[Description of the task]
Read through the records below and copy each line that uses the word "frac".

[Material provided]
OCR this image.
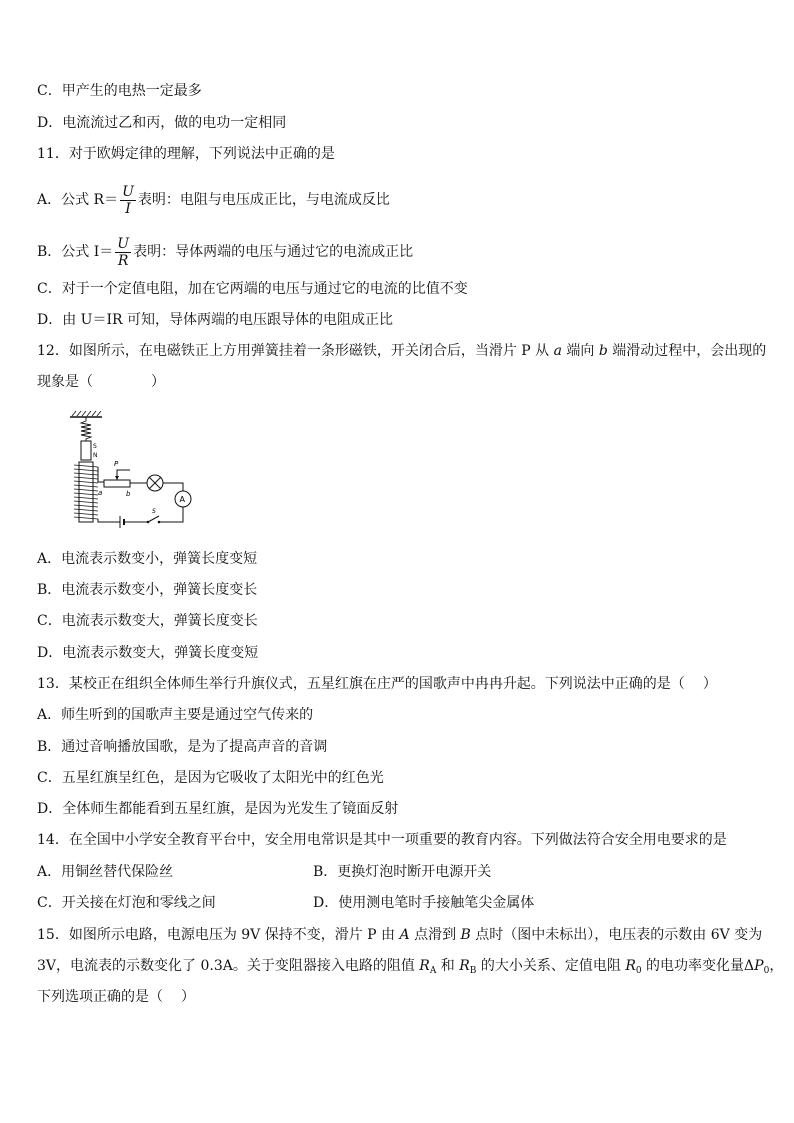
C．甲产生的电热一定最多
D．电流流过乙和丙，做的电功一定相同
11．对于欧姆定律的理解，下列说法中正确的是
A．公式 $R= \frac{U}{I}$ 表明：电阻与电压成正比，与电流成反比
B．公式 $I= \frac{U}{R}$ 表明：导体两端的电压与通过它的电流成正比
C．对于一个定值电阻，加在它两端的电压与通过它的电流的比值不变
D．由 U＝IR 可知，导体两端的电压跟导体的电阻成正比
12．如图所示，在电磁铁正上方用弹簧挂着一条形磁铁，开关闭合后，当滑片 P 从 a 端向 b 端滑动过程中，会出现的
现象是（	）
S
N
a	b
P
A
S
A．电流表示数变小，弹簧长度变短
B．电流表示数变小，弹簧长度变长
C．电流表示数变大，弹簧长度变长
D．电流表示数变大，弹簧长度变短
13．某校正在组织全体师生举行升旗仪式，五星红旗在庄严的国歌声中冉冉升起。下列说法中正确的是（ ）
A．师生听到的国歌声主要是通过空气传来的
B．通过音响播放国歌，是为了提高声音的音调
C．五星红旗呈红色，是因为它吸收了太阳光中的红色光
D．全体师生都能看到五星红旗，是因为光发生了镜面反射
14．在全国中小学安全教育平台中，安全用电常识是其中一项重要的教育内容。下列做法符合安全用电要求的是
A．用铜丝替代保险丝	B．更换灯泡时断开电源开关
C．开关接在灯泡和零线之间	D．使用测电笔时手接触笔尖金属体
15．如图所示电路，电源电压为 9V 保持不变，滑片 P 由 A 点滑到 B 点时（图中未标出），电压表的示数由 6V 变为
3V，电流表的示数变化了 0.3A。关于变阻器接入电路的阻值 $R_A$ 和 $R_B$ 的大小关系、定值电阻 $R_0$ 的电功率变化量$\Delta P_0$，
下列选项正确的是（ ）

[The output]
A．公式 $R= \frac{U}{I}$ 表明：电阻与电压成正比，与电流成反比
B．公式 $I= \frac{U}{R}$ 表明：导体两端的电压与通过它的电流成正比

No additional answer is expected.